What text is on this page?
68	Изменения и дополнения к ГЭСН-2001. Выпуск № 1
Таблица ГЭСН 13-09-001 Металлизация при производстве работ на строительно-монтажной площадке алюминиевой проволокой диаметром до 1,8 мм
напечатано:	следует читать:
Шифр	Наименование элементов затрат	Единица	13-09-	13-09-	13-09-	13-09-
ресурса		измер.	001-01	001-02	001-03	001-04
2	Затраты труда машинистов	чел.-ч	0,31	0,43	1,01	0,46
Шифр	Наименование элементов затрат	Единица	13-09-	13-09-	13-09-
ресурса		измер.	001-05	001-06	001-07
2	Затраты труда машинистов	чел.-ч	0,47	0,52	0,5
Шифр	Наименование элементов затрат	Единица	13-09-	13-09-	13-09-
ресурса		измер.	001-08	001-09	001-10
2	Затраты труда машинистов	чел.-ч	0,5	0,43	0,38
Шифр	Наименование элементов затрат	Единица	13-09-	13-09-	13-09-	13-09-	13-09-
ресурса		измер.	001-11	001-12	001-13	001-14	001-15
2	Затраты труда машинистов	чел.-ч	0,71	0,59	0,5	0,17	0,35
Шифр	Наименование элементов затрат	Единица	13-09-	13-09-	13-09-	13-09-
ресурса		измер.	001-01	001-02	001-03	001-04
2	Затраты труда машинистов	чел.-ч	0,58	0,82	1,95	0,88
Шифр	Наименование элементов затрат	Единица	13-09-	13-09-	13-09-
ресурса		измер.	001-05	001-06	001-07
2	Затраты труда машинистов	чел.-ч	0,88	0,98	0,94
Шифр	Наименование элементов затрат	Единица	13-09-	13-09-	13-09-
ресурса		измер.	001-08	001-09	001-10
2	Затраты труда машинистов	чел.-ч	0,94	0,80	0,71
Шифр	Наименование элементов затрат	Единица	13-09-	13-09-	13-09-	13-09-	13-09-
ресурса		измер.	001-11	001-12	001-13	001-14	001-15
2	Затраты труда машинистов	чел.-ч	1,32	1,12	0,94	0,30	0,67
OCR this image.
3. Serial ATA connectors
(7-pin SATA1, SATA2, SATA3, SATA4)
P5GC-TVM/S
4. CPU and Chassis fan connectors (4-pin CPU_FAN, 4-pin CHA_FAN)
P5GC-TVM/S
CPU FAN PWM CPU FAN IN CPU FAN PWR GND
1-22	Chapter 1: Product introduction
□ □ □ □ □
[WHAT IS EXPECTED]:
Count all lines of the data that include "труда". The answer is the number alone.

[RESPONSE BELOW]:
8